YOUR INSTRUCTIONS
Write out each entry again. Keep every word exactly as it is.

DATA FOR THE TASK

########

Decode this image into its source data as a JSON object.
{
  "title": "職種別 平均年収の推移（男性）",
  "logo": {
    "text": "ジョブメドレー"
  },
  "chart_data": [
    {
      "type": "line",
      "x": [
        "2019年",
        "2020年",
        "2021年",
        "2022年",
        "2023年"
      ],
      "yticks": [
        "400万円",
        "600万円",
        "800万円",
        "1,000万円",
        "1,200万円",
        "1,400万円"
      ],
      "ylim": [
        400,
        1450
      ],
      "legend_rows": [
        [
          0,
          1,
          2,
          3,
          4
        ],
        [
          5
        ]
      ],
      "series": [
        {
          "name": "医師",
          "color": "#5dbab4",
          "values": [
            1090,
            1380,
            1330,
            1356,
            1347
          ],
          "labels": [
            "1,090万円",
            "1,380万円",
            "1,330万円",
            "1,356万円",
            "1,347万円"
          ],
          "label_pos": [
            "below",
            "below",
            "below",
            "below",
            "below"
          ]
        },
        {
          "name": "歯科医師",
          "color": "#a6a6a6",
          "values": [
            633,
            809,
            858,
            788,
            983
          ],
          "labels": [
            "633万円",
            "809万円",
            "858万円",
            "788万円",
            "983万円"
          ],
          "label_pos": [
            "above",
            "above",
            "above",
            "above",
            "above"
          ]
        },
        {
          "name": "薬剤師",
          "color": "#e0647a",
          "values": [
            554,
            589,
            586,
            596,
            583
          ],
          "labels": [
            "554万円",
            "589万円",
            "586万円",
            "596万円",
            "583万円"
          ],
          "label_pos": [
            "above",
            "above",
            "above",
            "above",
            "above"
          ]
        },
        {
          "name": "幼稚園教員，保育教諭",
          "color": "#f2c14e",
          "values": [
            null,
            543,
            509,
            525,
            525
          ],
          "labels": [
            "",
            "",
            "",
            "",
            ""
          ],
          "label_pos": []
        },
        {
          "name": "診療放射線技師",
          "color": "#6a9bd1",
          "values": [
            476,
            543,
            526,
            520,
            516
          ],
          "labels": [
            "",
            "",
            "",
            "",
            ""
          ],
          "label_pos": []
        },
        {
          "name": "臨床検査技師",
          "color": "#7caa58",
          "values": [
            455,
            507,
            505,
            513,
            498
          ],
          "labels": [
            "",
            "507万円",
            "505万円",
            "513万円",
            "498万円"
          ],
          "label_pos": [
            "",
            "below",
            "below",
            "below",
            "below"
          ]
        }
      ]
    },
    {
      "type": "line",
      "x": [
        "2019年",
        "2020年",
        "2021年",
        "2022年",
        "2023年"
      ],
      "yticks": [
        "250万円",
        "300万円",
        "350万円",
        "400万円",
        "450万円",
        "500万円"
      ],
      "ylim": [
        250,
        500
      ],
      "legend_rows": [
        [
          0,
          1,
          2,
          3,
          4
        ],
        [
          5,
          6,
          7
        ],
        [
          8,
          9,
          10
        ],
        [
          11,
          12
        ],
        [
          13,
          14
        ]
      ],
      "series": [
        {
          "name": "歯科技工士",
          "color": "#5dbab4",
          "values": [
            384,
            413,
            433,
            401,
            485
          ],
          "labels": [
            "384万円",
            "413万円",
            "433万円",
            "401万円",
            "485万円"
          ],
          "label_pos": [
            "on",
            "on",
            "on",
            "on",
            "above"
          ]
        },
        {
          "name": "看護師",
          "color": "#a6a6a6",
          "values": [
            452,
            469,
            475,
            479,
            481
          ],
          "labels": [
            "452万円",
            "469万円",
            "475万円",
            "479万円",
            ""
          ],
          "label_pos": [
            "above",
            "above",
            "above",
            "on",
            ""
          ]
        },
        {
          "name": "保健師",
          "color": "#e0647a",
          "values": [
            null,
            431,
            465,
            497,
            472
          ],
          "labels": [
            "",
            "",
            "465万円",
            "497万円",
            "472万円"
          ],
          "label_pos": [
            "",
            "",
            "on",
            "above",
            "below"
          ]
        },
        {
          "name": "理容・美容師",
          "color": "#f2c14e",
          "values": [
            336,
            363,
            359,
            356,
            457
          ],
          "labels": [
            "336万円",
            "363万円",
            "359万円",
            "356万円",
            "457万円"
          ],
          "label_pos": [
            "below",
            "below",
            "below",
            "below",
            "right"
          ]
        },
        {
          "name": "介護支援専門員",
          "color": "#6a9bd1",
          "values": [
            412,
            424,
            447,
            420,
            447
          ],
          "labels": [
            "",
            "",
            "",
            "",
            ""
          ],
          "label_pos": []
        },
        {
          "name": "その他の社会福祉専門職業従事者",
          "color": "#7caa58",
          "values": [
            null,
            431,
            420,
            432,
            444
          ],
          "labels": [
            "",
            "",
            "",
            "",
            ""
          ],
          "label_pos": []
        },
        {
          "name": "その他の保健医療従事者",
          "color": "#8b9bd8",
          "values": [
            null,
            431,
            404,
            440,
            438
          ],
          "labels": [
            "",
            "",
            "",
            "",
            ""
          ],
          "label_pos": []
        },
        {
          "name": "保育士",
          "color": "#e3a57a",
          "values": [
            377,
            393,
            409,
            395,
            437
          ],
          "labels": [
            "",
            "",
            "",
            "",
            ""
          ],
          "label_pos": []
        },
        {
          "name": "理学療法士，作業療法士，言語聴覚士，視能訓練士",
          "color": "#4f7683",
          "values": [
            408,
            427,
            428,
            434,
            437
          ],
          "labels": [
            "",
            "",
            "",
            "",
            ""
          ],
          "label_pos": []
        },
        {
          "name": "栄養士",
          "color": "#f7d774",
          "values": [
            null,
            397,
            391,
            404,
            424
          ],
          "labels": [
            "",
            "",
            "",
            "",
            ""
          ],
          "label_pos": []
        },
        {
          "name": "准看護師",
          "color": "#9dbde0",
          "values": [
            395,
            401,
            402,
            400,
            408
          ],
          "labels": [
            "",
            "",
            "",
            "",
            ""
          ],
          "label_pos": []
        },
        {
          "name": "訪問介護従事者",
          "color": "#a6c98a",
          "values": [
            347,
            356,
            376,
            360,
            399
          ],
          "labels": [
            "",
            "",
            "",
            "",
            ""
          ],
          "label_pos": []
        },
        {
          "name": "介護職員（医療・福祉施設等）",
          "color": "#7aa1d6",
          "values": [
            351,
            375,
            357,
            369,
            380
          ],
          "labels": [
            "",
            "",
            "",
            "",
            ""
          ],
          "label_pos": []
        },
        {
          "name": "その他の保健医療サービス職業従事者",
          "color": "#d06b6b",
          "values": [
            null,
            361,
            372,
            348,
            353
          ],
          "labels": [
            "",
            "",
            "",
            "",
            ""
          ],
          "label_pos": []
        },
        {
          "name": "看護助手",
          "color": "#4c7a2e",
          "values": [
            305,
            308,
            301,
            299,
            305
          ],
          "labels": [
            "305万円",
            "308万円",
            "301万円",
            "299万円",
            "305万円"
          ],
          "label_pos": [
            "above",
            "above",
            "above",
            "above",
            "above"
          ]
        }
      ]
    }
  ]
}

########

RESULT
Decode this image into its source data as a JSON object.
{
  "title": "職種別 平均年収の推移（男性）",
  "logo": {
    "text": "ジョブメドレー"
  },
  "chart_data": [
    {
      "type": "line",
      "x": [
        "2019年",
        "2020年",
        "2021年",
        "2022年",
        "2023年"
      ],
      "yticks": [
        "400万円",
        "600万円",
        "800万円",
        "1,000万円",
        "1,200万円",
        "1,400万円"
      ],
      "ylim": [
        400,
        1450
      ],
      "legend_rows": [
        [
          0,
          1,
          2,
          3,
          4
        ],
        [
          5
        ]
      ],
      "series": [
        {
          "name": "医師",
          "color": "#5dbab4",
          "values": [
            1090,
            1380,
            1330,
            1356,
            1347
          ],
          "labels": [
            "1,090万円",
            "1,380万円",
            "1,330万円",
            "1,356万円",
            "1,347万円"
          ],
          "label_pos": [
            "below",
            "below",
            "below",
            "below",
            "below"
          ]
        },
        {
          "name": "歯科医師",
          "color": "#a6a6a6",
          "values": [
            633,
            809,
            858,
            788,
            983
          ],
          "labels": [
            "633万円",
            "809万円",
            "858万円",
            "788万円",
            "983万円"
          ],
          "label_pos": [
            "above",
            "above",
            "above",
            "above",
            "above"
          ]
        },
        {
          "name": "薬剤師",
          "color": "#e0647a",
          "values": [
            554,
            589,
            586,
            596,
            583
          ],
          "labels": [
            "554万円",
            "589万円",
            "586万円",
            "596万円",
            "583万円"
          ],
          "label_pos": [
            "above",
            "above",
            "above",
            "above",
            "above"
          ]
        },
        {
          "name": "幼稚園教員，保育教諭",
          "color": "#f2c14e",
          "values": [
            null,
            543,
            509,
            525,
            525
          ],
          "labels": [
            "",
            "",
            "",
            "",
            ""
          ],
          "label_pos": []
        },
        {
          "name": "診療放射線技師",
          "color": "#6a9bd1",
          "values": [
            476,
            543,
            526,
            520,
            516
          ],
          "labels": [
            "",
            "",
            "",
            "",
            ""
          ],
          "label_pos": []
        },
        {
          "name": "臨床検査技師",
          "color": "#7caa58",
          "values": [
            455,
            507,
            505,
            513,
            498
          ],
          "labels": [
            "",
            "507万円",
            "505万円",
            "513万円",
            "498万円"
          ],
          "label_pos": [
            "",
            "below",
            "below",
            "below",
            "below"
          ]
        }
      ]
    },
    {
      "type": "line",
      "x": [
        "2019年",
        "2020年",
        "2021年",
        "2022年",
        "2023年"
      ],
      "yticks": [
        "250万円",
        "300万円",
        "350万円",
        "400万円",
        "450万円",
        "500万円"
      ],
      "ylim": [
        250,
        500
      ],
      "legend_rows": [
        [
          0,
          1,
          2,
          3,
          4
        ],
        [
          5,
          6,
          7
        ],
        [
          8,
          9,
          10
        ],
        [
          11,
          12
        ],
        [
          13,
          14
        ]
      ],
      "series": [
        {
          "name": "歯科技工士",
          "color": "#5dbab4",
          "values": [
            384,
            413,
            433,
            401,
            485
          ],
          "labels": [
            "384万円",
            "413万円",
            "433万円",
            "401万円",
            "485万円"
          ],
          "label_pos": [
            "on",
            "on",
            "on",
            "on",
            "above"
          ]
        },
        {
          "name": "看護師",
          "color": "#a6a6a6",
          "values": [
            452,
            469,
            475,
            479,
            481
          ],
          "labels": [
            "452万円",
            "469万円",
            "475万円",
            "479万円",
            ""
          ],
          "label_pos": [
            "above",
            "above",
            "above",
            "on",
            ""
          ]
        },
        {
          "name": "保健師",
          "color": "#e0647a",
          "values": [
            null,
            431,
            465,
            497,
            472
          ],
          "labels": [
            "",
            "",
            "465万円",
            "497万円",
            "472万円"
          ],
          "label_pos": [
            "",
            "",
            "on",
            "above",
            "below"
          ]
        },
        {
          "name": "理容・美容師",
          "color": "#f2c14e",
          "values": [
            336,
            363,
            359,
            356,
            457
          ],
          "labels": [
            "336万円",
            "363万円",
            "359万円",
            "356万円",
            "457万円"
          ],
          "label_pos": [
            "below",
            "below",
            "below",
            "below",
            "right"
          ]
        },
        {
          "name": "介護支援専門員",
          "color": "#6a9bd1",
          "values": [
            412,
            424,
            447,
            420,
            447
          ],
          "labels": [
            "",
            "",
            "",
            "",
            ""
          ],
          "label_pos": []
        },
        {
          "name": "その他の社会福祉専門職業従事者",
          "color": "#7caa58",
          "values": [
            null,
            431,
            420,
            432,
            444
          ],
          "labels": [
            "",
            "",
            "",
            "",
            ""
          ],
          "label_pos": []
        },
        {
          "name": "その他の保健医療従事者",
          "color": "#8b9bd8",
          "values": [
            null,
            431,
            404,
            440,
            438
          ],
          "labels": [
            "",
            "",
            "",
            "",
            ""
          ],
          "label_pos": []
        },
        {
          "name": "保育士",
          "color": "#e3a57a",
          "values": [
            377,
            393,
            409,
            395,
            437
          ],
          "labels": [
            "",
            "",
            "",
            "",
            ""
          ],
          "label_pos": []
        },
        {
          "name": "理学療法士，作業療法士，言語聴覚士，視能訓練士",
          "color": "#4f7683",
          "values": [
            408,
            427,
            428,
            434,
            437
          ],
          "labels": [
            "",
            "",
            "",
            "",
            ""
          ],
          "label_pos": []
        },
        {
          "name": "栄養士",
          "color": "#f7d774",
          "values": [
            null,
            397,
            391,
            404,
            424
          ],
          "labels": [
            "",
            "",
            "",
            "",
            ""
          ],
          "label_pos": []
        },
        {
          "name": "准看護師",
          "color": "#9dbde0",
          "values": [
            395,
            401,
            402,
            400,
            408
          ],
          "labels": [
            "",
            "",
            "",
            "",
            ""
          ],
          "label_pos": []
        },
        {
          "name": "訪問介護従事者",
          "color": "#a6c98a",
          "values": [
            347,
            356,
            376,
            360,
            399
          ],
          "labels": [
            "",
            "",
            "",
            "",
            ""
          ],
          "label_pos": []
        },
        {
          "name": "介護職員（医療・福祉施設等）",
          "color": "#7aa1d6",
          "values": [
            351,
            375,
            357,
            369,
            380
          ],
          "labels": [
            "",
            "",
            "",
            "",
            ""
          ],
          "label_pos": []
        },
        {
          "name": "その他の保健医療サービス職業従事者",
          "color": "#d06b6b",
          "values": [
            null,
            361,
            372,
            348,
            353
          ],
          "labels": [
            "",
            "",
            "",
            "",
            ""
          ],
          "label_pos": []
        },
        {
          "name": "看護助手",
          "color": "#4c7a2e",
          "values": [
            305,
            308,
            301,
            299,
            305
          ],
          "labels": [
            "305万円",
            "308万円",
            "301万円",
            "299万円",
            "305万円"
          ],
          "label_pos": [
            "above",
            "above",
            "above",
            "above",
            "above"
          ]
        }
      ]
    }
  ]
}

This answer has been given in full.